Task description:
Quote the listing below in its entirety, omitting every image.

Records for the exercise:

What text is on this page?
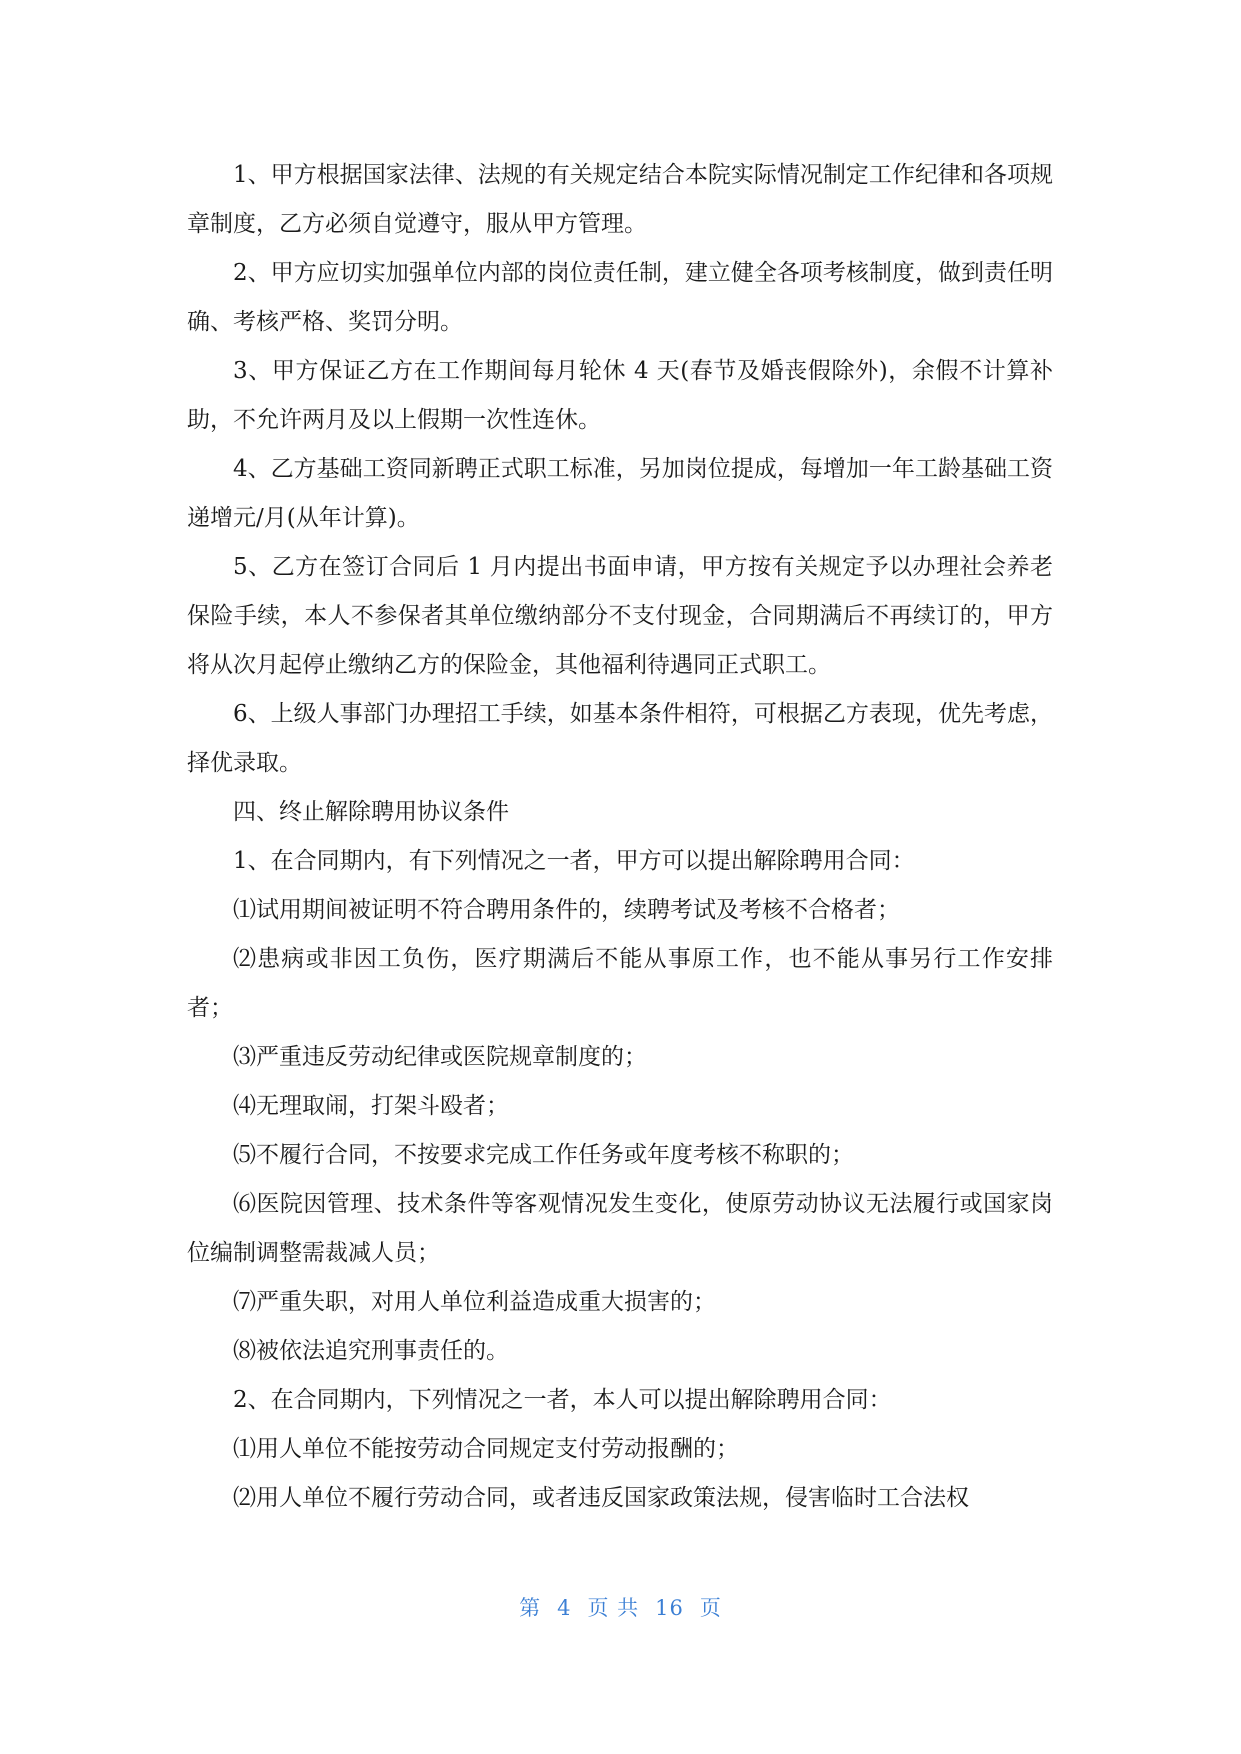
1、甲方根据国家法律、法规的有关规定结合本院实际情况制定工作纪律和各项规章制度，乙方必须自觉遵守，服从甲方管理。

2、甲方应切实加强单位内部的岗位责任制，建立健全各项考核制度，做到责任明确、考核严格、奖罚分明。

3、甲方保证乙方在工作期间每月轮休 4 天(春节及婚丧假除外)，余假不计算补助，不允许两月及以上假期一次性连休。

4、乙方基础工资同新聘正式职工标准，另加岗位提成，每增加一年工龄基础工资递增元/月(从年计算)。

5、乙方在签订合同后 1 月内提出书面申请，甲方按有关规定予以办理社会养老保险手续，本人不参保者其单位缴纳部分不支付现金，合同期满后不再续订的，甲方将从次月起停止缴纳乙方的保险金，其他福利待遇同正式职工。

6、上级人事部门办理招工手续，如基本条件相符，可根据乙方表现，优先考虑，择优录取。

四、终止解除聘用协议条件

1、在合同期内，有下列情况之一者，甲方可以提出解除聘用合同：

⑴试用期间被证明不符合聘用条件的，续聘考试及考核不合格者；

⑵患病或非因工负伤，医疗期满后不能从事原工作，也不能从事另行工作安排者；

⑶严重违反劳动纪律或医院规章制度的；

⑷无理取闹，打架斗殴者；

⑸不履行合同，不按要求完成工作任务或年度考核不称职的；

⑹医院因管理、技术条件等客观情况发生变化，使原劳动协议无法履行或国家岗位编制调整需裁减人员；

⑺严重失职，对用人单位利益造成重大损害的；

⑻被依法追究刑事责任的。

2、在合同期内，下列情况之一者，本人可以提出解除聘用合同：

⑴用人单位不能按劳动合同规定支付劳动报酬的；

⑵用人单位不履行劳动合同，或者违反国家政策法规，侵害临时工合法权

第 4 页 共 16 页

Right answer:
What text is on this page?
1、甲方根据国家法律、法规的有关规定结合本院实际情况制定工作纪律和各项规章制度，乙方必须自觉遵守，服从甲方管理。

2、甲方应切实加强单位内部的岗位责任制，建立健全各项考核制度，做到责任明确、考核严格、奖罚分明。

3、甲方保证乙方在工作期间每月轮休 4 天(春节及婚丧假除外)，余假不计算补助，不允许两月及以上假期一次性连休。

4、乙方基础工资同新聘正式职工标准，另加岗位提成，每增加一年工龄基础工资递增元/月(从年计算)。

5、乙方在签订合同后 1 月内提出书面申请，甲方按有关规定予以办理社会养老保险手续，本人不参保者其单位缴纳部分不支付现金，合同期满后不再续订的，甲方将从次月起停止缴纳乙方的保险金，其他福利待遇同正式职工。

6、上级人事部门办理招工手续，如基本条件相符，可根据乙方表现，优先考虑，择优录取。

四、终止解除聘用协议条件

1、在合同期内，有下列情况之一者，甲方可以提出解除聘用合同：

⑴试用期间被证明不符合聘用条件的，续聘考试及考核不合格者；

⑵患病或非因工负伤，医疗期满后不能从事原工作，也不能从事另行工作安排者；

⑶严重违反劳动纪律或医院规章制度的；

⑷无理取闹，打架斗殴者；

⑸不履行合同，不按要求完成工作任务或年度考核不称职的；

⑹医院因管理、技术条件等客观情况发生变化，使原劳动协议无法履行或国家岗位编制调整需裁减人员；

⑺严重失职，对用人单位利益造成重大损害的；

⑻被依法追究刑事责任的。

2、在合同期内，下列情况之一者，本人可以提出解除聘用合同：

⑴用人单位不能按劳动合同规定支付劳动报酬的；

⑵用人单位不履行劳动合同，或者违反国家政策法规，侵害临时工合法权

第 4 页 共 16 页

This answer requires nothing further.